In the entries below, count every line containing "potrzeby". Return the number and nothing else.

Dataset rows:
------------------------------
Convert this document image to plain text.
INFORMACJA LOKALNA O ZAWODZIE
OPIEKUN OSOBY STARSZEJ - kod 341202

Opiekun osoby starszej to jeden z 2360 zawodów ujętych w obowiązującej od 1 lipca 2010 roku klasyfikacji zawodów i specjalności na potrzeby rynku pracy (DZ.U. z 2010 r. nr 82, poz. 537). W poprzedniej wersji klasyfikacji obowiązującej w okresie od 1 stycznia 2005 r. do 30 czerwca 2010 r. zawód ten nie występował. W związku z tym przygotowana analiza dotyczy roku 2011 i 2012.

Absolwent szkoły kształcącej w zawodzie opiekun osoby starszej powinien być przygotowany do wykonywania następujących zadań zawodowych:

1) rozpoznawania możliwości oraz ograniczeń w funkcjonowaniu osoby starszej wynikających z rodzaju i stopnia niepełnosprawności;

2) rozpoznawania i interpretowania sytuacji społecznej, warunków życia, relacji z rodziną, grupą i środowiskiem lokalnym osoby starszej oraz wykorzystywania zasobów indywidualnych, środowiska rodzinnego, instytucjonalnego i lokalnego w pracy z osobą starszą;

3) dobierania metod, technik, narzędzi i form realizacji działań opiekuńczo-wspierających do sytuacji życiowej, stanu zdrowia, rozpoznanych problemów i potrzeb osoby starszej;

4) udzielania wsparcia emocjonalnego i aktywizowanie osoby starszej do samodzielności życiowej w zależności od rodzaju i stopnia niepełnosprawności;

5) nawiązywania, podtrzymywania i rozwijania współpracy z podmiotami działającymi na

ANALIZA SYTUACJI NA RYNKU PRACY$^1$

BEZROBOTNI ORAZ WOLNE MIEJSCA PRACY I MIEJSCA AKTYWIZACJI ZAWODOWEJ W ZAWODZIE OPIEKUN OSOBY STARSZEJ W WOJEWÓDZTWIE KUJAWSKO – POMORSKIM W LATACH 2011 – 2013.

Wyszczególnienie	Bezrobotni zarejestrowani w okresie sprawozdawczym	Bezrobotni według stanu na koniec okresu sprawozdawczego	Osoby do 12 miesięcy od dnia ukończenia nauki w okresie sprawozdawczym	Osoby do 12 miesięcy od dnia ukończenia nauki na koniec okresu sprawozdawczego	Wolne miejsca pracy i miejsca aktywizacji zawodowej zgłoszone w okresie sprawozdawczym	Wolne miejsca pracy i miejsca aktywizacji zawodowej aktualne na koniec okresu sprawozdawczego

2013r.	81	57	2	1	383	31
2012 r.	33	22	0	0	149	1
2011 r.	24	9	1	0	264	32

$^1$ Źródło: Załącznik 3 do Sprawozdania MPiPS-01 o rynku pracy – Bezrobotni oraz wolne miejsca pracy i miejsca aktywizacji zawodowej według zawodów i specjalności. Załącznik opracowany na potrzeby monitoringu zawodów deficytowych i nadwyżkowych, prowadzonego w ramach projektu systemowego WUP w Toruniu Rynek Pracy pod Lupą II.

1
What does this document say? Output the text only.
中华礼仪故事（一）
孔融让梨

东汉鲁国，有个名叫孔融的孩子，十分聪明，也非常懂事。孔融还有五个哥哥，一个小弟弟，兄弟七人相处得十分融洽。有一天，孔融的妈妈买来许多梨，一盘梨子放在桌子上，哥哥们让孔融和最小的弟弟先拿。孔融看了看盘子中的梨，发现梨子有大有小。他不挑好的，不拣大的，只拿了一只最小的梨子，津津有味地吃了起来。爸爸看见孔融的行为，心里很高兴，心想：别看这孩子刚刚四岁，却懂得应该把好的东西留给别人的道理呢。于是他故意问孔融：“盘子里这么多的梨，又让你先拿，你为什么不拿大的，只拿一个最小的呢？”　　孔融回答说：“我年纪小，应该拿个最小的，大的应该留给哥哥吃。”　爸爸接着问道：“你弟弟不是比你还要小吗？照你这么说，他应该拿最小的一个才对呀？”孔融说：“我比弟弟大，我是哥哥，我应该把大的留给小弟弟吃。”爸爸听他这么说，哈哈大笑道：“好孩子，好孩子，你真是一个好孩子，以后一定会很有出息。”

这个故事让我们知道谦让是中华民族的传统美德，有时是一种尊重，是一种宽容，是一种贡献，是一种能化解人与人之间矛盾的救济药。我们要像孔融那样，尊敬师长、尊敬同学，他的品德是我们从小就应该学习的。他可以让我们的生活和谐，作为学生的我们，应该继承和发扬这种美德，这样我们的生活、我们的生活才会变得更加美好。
------------------------------
### Result of the exercise
2